▸ WHAT IS ASKED
Calculate how many lines in the following records hold the word "value", and report that number without comment.

▸ RECORDS FOR THIS EXERCISE

* * * * * * * * *

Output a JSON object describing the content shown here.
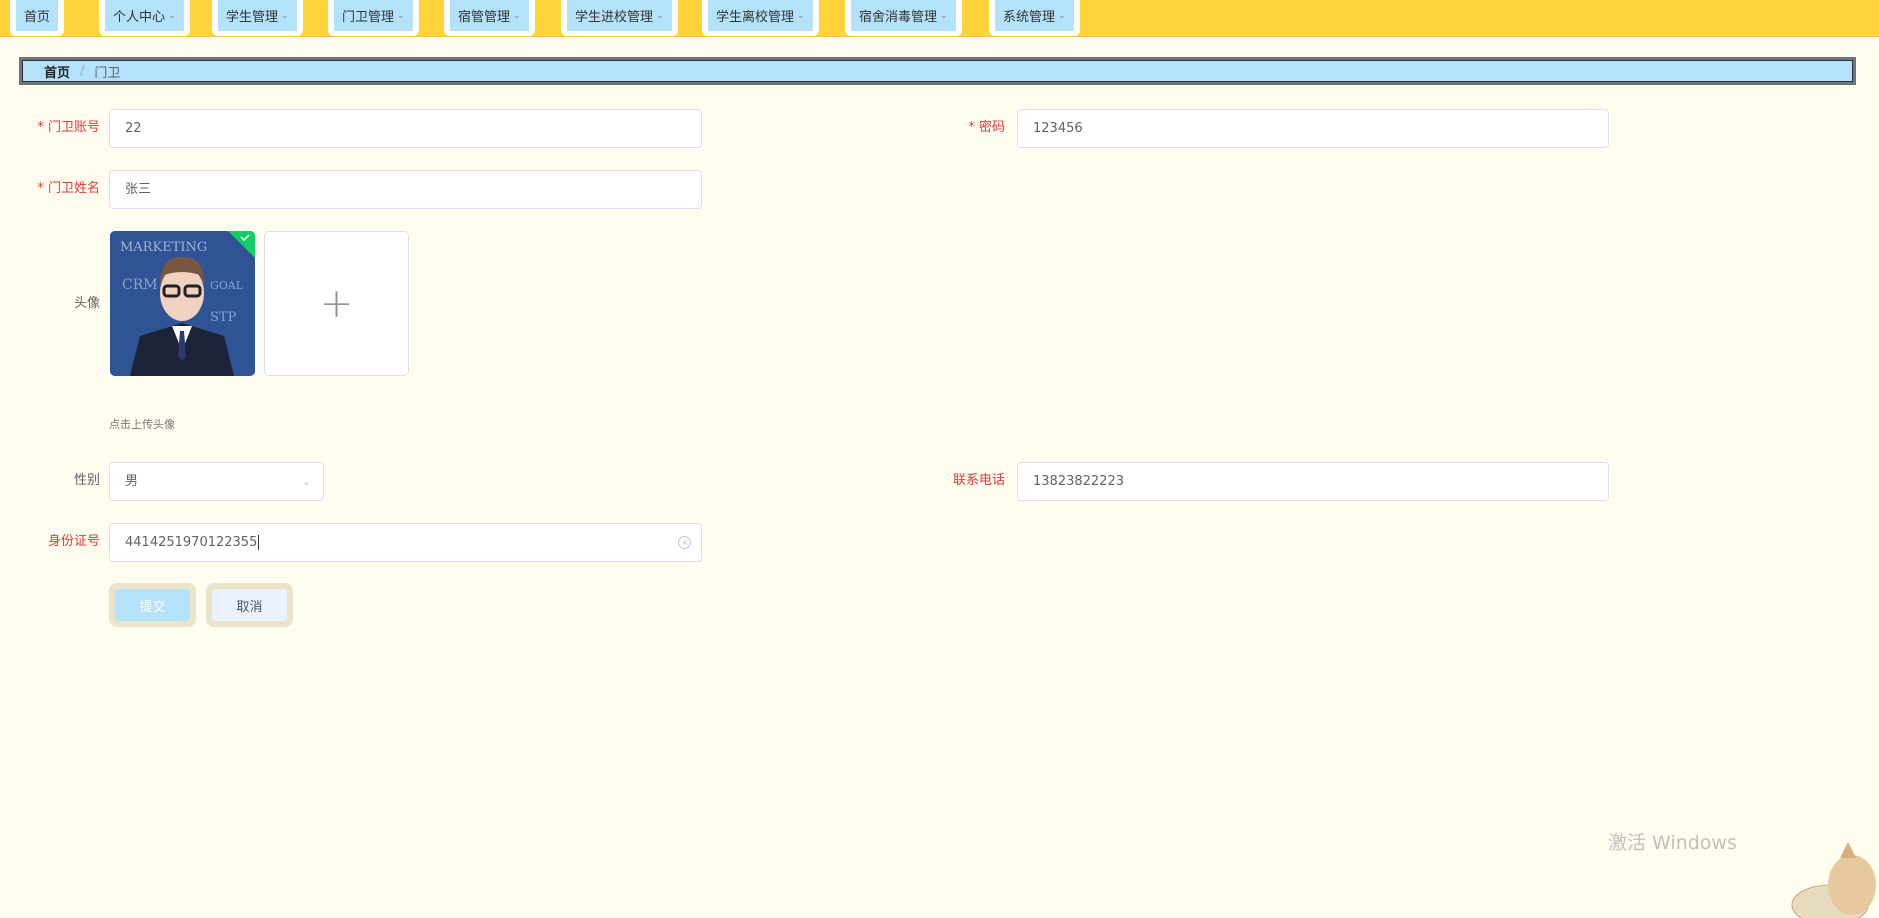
{
  "nav": {
    "items": [
      {
        "label": "首页",
        "dropdown": false
      },
      {
        "label": "个人中心",
        "dropdown": true
      },
      {
        "label": "学生管理",
        "dropdown": true
      },
      {
        "label": "门卫管理",
        "dropdown": true
      },
      {
        "label": "宿管管理",
        "dropdown": true
      },
      {
        "label": "学生进校管理",
        "dropdown": true
      },
      {
        "label": "学生离校管理",
        "dropdown": true
      },
      {
        "label": "宿舍消毒管理",
        "dropdown": true
      },
      {
        "label": "系统管理",
        "dropdown": true
      }
    ]
  },
  "breadcrumb": {
    "home": "首页",
    "sep": "/",
    "current": "门卫"
  },
  "form": {
    "account": {
      "label": "门卫账号",
      "value": "22"
    },
    "password": {
      "label": "密码",
      "value": "123456"
    },
    "name": {
      "label": "门卫姓名",
      "value": "张三"
    },
    "avatar": {
      "label": "头像",
      "hint": "点击上传头像",
      "image_text": "MARKETING"
    },
    "gender": {
      "label": "性别",
      "value": "男"
    },
    "phone": {
      "label": "联系电话",
      "value": "13823822223"
    },
    "idcard": {
      "label": "身份证号",
      "value": "4414251970122355"
    },
    "submit": "提交",
    "cancel": "取消"
  },
  "watermark": "激活 Windows",
  "colors": {
    "nav": "#ffd43b",
    "accent": "#b5e2fb",
    "required": "#e4393c",
    "bg": "#fffdf0"
  }
}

* * * * * * * * *

▸ TASK RESULT
6